* _Goal_
In the data below, find every line with the string "title" and pull it out.

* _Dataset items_
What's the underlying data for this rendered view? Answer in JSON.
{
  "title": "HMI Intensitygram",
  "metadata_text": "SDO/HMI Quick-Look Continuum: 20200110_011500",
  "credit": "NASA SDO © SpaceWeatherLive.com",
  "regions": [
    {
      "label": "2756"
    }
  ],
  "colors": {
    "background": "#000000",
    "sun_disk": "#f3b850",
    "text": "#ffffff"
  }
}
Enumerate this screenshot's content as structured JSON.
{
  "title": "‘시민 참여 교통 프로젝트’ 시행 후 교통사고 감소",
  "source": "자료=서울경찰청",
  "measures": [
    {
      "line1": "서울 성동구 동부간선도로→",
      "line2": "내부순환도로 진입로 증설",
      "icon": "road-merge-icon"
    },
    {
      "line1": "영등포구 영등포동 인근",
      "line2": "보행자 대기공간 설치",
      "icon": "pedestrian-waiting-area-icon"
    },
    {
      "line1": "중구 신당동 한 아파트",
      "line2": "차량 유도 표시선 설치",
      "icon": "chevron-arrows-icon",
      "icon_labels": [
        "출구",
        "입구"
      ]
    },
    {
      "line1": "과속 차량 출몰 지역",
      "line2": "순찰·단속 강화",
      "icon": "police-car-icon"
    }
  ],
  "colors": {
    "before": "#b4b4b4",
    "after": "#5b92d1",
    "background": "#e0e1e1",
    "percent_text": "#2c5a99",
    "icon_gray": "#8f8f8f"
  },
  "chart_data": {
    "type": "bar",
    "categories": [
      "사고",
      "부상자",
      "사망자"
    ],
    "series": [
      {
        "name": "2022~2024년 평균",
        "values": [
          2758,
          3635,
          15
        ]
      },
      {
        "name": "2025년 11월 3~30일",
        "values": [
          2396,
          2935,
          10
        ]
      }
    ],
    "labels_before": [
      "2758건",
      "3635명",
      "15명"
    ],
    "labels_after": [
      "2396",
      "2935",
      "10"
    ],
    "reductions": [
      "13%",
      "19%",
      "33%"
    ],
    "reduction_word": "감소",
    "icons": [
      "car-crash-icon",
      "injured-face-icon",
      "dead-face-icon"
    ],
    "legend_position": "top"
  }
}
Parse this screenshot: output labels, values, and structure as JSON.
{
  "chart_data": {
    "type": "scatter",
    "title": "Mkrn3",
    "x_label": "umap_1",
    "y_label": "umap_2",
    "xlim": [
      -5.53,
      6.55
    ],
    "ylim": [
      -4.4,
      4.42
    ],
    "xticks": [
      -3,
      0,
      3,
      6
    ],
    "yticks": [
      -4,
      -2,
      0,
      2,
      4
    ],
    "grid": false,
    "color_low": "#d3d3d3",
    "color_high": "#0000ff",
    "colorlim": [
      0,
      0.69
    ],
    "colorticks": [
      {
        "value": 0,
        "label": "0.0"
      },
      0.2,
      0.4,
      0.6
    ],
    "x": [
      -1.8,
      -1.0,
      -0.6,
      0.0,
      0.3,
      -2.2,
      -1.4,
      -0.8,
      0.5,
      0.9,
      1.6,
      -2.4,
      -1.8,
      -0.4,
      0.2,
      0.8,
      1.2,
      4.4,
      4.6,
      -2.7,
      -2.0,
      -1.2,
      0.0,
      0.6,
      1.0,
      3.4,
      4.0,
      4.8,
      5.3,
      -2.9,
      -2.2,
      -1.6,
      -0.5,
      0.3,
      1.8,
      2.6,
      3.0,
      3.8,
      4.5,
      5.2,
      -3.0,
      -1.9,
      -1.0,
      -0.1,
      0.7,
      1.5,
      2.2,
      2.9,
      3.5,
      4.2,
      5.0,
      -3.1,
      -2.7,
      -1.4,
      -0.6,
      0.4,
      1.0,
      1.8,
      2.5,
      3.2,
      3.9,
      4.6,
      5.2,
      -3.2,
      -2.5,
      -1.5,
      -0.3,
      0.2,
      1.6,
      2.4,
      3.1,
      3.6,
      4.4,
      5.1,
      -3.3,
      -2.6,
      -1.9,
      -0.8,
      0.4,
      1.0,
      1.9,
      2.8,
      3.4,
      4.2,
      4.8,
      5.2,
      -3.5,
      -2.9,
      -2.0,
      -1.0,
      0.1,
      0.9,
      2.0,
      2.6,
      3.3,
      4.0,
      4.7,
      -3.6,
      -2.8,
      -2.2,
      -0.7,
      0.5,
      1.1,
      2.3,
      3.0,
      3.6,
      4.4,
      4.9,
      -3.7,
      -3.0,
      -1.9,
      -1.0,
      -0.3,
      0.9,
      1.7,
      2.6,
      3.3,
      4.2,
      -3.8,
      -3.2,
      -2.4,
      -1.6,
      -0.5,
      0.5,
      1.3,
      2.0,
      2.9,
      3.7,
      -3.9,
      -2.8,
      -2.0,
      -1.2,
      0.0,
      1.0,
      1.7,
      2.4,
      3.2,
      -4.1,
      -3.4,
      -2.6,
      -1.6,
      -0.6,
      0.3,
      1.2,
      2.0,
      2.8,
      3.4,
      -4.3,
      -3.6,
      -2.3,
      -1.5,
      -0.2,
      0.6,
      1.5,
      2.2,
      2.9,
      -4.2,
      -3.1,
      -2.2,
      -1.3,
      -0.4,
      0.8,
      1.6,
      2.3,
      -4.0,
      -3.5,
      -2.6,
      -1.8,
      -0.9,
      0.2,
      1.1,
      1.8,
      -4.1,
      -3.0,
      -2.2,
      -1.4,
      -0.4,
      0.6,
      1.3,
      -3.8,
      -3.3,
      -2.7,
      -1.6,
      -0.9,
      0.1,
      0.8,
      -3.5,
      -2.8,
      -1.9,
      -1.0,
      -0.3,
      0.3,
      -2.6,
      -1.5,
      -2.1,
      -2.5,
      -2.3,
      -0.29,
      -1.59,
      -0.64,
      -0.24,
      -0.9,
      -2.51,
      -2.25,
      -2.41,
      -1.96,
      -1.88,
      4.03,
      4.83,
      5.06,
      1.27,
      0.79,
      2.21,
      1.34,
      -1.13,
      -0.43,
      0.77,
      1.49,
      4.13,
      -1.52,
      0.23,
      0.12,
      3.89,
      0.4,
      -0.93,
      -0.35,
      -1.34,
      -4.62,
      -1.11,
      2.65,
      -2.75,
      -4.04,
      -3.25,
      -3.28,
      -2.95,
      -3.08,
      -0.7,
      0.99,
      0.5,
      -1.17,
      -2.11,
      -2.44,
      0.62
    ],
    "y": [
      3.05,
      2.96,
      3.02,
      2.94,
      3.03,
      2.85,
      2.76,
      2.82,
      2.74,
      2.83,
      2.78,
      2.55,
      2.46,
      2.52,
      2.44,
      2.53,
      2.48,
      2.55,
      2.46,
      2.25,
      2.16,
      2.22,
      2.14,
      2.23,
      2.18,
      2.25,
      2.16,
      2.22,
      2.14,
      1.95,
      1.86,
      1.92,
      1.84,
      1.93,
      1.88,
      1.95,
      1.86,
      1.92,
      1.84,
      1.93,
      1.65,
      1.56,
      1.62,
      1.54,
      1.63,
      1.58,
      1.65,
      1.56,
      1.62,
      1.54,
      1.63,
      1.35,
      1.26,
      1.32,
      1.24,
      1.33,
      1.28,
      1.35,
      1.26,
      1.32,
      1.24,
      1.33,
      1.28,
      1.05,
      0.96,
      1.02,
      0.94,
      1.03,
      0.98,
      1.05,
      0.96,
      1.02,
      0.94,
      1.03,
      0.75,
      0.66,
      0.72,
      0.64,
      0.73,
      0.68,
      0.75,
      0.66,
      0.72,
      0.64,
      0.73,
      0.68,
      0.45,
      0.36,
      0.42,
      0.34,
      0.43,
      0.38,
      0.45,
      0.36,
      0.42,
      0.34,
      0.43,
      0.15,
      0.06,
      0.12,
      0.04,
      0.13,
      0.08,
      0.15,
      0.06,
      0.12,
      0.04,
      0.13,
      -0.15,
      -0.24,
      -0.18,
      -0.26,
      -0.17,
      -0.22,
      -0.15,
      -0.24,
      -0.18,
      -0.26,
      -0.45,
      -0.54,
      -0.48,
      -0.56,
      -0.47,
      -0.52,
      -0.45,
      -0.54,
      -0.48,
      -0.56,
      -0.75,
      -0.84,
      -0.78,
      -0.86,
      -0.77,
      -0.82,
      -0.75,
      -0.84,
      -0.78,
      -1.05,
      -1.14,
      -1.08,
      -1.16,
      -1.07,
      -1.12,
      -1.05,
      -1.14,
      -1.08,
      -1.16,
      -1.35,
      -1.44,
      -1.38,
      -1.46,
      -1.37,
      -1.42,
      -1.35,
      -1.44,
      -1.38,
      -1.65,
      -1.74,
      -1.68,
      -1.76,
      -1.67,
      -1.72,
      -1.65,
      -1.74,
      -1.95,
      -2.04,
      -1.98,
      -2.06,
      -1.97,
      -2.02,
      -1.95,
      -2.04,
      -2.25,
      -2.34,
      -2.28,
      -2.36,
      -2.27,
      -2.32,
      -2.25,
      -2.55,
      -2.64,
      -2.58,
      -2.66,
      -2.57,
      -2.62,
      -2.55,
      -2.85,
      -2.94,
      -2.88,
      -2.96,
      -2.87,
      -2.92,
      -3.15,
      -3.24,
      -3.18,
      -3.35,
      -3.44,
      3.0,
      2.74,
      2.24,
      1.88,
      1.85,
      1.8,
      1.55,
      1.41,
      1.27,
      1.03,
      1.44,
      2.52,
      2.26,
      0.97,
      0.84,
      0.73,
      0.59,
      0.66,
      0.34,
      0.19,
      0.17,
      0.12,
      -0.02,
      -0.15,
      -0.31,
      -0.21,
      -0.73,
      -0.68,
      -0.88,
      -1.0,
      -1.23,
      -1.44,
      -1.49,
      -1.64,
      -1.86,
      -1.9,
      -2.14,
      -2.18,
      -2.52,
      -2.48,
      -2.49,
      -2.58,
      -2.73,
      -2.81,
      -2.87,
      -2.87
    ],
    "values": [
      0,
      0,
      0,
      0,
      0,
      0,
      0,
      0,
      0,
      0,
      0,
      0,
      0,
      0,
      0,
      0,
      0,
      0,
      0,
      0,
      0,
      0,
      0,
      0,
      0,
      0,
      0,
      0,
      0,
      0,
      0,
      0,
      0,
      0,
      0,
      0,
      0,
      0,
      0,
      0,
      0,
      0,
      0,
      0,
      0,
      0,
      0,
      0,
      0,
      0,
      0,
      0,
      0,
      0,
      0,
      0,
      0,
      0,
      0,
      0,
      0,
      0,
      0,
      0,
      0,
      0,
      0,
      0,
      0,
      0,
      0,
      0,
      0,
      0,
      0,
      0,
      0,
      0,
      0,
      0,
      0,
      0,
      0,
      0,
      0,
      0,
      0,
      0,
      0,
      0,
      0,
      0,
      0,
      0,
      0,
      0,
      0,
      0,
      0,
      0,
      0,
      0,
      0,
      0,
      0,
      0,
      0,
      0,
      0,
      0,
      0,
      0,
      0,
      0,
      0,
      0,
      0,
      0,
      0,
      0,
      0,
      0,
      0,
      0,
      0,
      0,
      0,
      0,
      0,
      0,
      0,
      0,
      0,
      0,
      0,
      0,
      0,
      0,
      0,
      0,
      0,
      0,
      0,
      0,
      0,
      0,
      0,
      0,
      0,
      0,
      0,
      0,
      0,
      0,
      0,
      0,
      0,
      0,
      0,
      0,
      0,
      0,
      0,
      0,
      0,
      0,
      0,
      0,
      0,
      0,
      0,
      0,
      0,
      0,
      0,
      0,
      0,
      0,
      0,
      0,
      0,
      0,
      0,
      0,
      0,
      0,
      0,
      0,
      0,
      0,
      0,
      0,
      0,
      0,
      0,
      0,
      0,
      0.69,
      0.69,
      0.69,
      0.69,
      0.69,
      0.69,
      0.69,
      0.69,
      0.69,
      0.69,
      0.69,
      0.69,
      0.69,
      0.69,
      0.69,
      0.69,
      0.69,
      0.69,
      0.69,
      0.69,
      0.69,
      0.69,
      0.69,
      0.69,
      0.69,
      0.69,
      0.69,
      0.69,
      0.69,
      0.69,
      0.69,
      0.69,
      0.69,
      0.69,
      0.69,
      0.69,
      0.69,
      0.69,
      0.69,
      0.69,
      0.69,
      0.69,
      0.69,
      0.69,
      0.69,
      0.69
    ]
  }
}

* _Result of the task_
  "title": "HMI Intensitygram",
  "title": "‘시민 참여 교통 프로젝트’ 시행 후 교통사고 감소",
    "title": "Mkrn3",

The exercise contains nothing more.